Exercise: Every entry that follows needs to be repeated exactly.

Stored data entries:
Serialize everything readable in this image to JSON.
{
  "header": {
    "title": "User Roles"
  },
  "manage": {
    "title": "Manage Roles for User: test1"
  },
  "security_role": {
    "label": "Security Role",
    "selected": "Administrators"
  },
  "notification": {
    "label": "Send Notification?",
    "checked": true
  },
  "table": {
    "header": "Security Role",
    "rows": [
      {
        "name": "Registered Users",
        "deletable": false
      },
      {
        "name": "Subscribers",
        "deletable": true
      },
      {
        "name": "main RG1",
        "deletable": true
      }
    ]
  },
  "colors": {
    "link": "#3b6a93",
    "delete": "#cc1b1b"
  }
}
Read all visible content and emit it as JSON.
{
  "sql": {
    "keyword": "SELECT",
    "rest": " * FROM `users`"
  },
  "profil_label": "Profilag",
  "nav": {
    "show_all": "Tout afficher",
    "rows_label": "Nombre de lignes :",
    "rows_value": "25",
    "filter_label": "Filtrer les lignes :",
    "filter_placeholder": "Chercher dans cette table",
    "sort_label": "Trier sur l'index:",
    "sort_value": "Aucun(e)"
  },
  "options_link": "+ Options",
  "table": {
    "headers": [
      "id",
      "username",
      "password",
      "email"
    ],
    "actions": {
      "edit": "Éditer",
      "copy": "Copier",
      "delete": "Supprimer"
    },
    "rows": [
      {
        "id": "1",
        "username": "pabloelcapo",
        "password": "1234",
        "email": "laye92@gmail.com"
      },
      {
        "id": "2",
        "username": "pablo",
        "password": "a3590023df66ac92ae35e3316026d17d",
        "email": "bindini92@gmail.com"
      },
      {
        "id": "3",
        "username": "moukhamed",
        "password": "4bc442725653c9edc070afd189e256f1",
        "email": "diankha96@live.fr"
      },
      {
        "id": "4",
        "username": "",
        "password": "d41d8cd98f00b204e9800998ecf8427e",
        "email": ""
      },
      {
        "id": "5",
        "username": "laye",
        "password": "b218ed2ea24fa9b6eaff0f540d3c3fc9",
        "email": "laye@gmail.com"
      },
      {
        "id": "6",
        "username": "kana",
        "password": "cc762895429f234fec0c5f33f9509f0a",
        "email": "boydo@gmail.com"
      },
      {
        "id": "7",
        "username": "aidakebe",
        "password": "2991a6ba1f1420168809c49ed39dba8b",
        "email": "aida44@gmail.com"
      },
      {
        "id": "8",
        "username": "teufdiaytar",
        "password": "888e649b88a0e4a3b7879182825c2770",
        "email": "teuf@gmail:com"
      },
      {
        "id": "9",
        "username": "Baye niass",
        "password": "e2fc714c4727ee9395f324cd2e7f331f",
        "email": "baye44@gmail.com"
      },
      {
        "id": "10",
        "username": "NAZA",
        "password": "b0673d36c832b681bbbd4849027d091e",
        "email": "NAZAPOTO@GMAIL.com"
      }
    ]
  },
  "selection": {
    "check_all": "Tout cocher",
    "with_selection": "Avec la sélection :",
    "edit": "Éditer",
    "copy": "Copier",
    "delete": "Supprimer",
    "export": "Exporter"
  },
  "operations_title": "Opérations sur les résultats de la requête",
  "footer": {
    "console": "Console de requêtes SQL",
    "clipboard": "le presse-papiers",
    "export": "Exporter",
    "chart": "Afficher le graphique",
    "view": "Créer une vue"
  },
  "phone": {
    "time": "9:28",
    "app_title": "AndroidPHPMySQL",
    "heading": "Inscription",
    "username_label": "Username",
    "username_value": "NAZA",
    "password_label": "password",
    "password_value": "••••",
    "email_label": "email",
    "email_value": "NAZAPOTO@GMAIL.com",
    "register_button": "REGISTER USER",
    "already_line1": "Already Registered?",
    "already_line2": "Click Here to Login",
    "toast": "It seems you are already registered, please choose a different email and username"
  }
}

Reply to the exercise:
Serialize everything readable in this image to JSON.
{
  "header": {
    "title": "User Roles"
  },
  "manage": {
    "title": "Manage Roles for User: test1"
  },
  "security_role": {
    "label": "Security Role",
    "selected": "Administrators"
  },
  "notification": {
    "label": "Send Notification?",
    "checked": true
  },
  "table": {
    "header": "Security Role",
    "rows": [
      {
        "name": "Registered Users",
        "deletable": false
      },
      {
        "name": "Subscribers",
        "deletable": true
      },
      {
        "name": "main RG1",
        "deletable": true
      }
    ]
  },
  "colors": {
    "link": "#3b6a93",
    "delete": "#cc1b1b"
  }
}
Read all visible content and emit it as JSON.
{
  "sql": {
    "keyword": "SELECT",
    "rest": " * FROM `users`"
  },
  "profil_label": "Profilag",
  "nav": {
    "show_all": "Tout afficher",
    "rows_label": "Nombre de lignes :",
    "rows_value": "25",
    "filter_label": "Filtrer les lignes :",
    "filter_placeholder": "Chercher dans cette table",
    "sort_label": "Trier sur l'index:",
    "sort_value": "Aucun(e)"
  },
  "options_link": "+ Options",
  "table": {
    "headers": [
      "id",
      "username",
      "password",
      "email"
    ],
    "actions": {
      "edit": "Éditer",
      "copy": "Copier",
      "delete": "Supprimer"
    },
    "rows": [
      {
        "id": "1",
        "username": "pabloelcapo",
        "password": "1234",
        "email": "laye92@gmail.com"
      },
      {
        "id": "2",
        "username": "pablo",
        "password": "a3590023df66ac92ae35e3316026d17d",
        "email": "bindini92@gmail.com"
      },
      {
        "id": "3",
        "username": "moukhamed",
        "password": "4bc442725653c9edc070afd189e256f1",
        "email": "diankha96@live.fr"
      },
      {
        "id": "4",
        "username": "",
        "password": "d41d8cd98f00b204e9800998ecf8427e",
        "email": ""
      },
      {
        "id": "5",
        "username": "laye",
        "password": "b218ed2ea24fa9b6eaff0f540d3c3fc9",
        "email": "laye@gmail.com"
      },
      {
        "id": "6",
        "username": "kana",
        "password": "cc762895429f234fec0c5f33f9509f0a",
        "email": "boydo@gmail.com"
      },
      {
        "id": "7",
        "username": "aidakebe",
        "password": "2991a6ba1f1420168809c49ed39dba8b",
        "email": "aida44@gmail.com"
      },
      {
        "id": "8",
        "username": "teufdiaytar",
        "password": "888e649b88a0e4a3b7879182825c2770",
        "email": "teuf@gmail:com"
      },
      {
        "id": "9",
        "username": "Baye niass",
        "password": "e2fc714c4727ee9395f324cd2e7f331f",
        "email": "baye44@gmail.com"
      },
      {
        "id": "10",
        "username": "NAZA",
        "password": "b0673d36c832b681bbbd4849027d091e",
        "email": "NAZAPOTO@GMAIL.com"
      }
    ]
  },
  "selection": {
    "check_all": "Tout cocher",
    "with_selection": "Avec la sélection :",
    "edit": "Éditer",
    "copy": "Copier",
    "delete": "Supprimer",
    "export": "Exporter"
  },
  "operations_title": "Opérations sur les résultats de la requête",
  "footer": {
    "console": "Console de requêtes SQL",
    "clipboard": "le presse-papiers",
    "export": "Exporter",
    "chart": "Afficher le graphique",
    "view": "Créer une vue"
  },
  "phone": {
    "time": "9:28",
    "app_title": "AndroidPHPMySQL",
    "heading": "Inscription",
    "username_label": "Username",
    "username_value": "NAZA",
    "password_label": "password",
    "password_value": "••••",
    "email_label": "email",
    "email_value": "NAZAPOTO@GMAIL.com",
    "register_button": "REGISTER USER",
    "already_line1": "Already Registered?",
    "already_line2": "Click Here to Login",
    "toast": "It seems you are already registered, please choose a different email and username"
  }
}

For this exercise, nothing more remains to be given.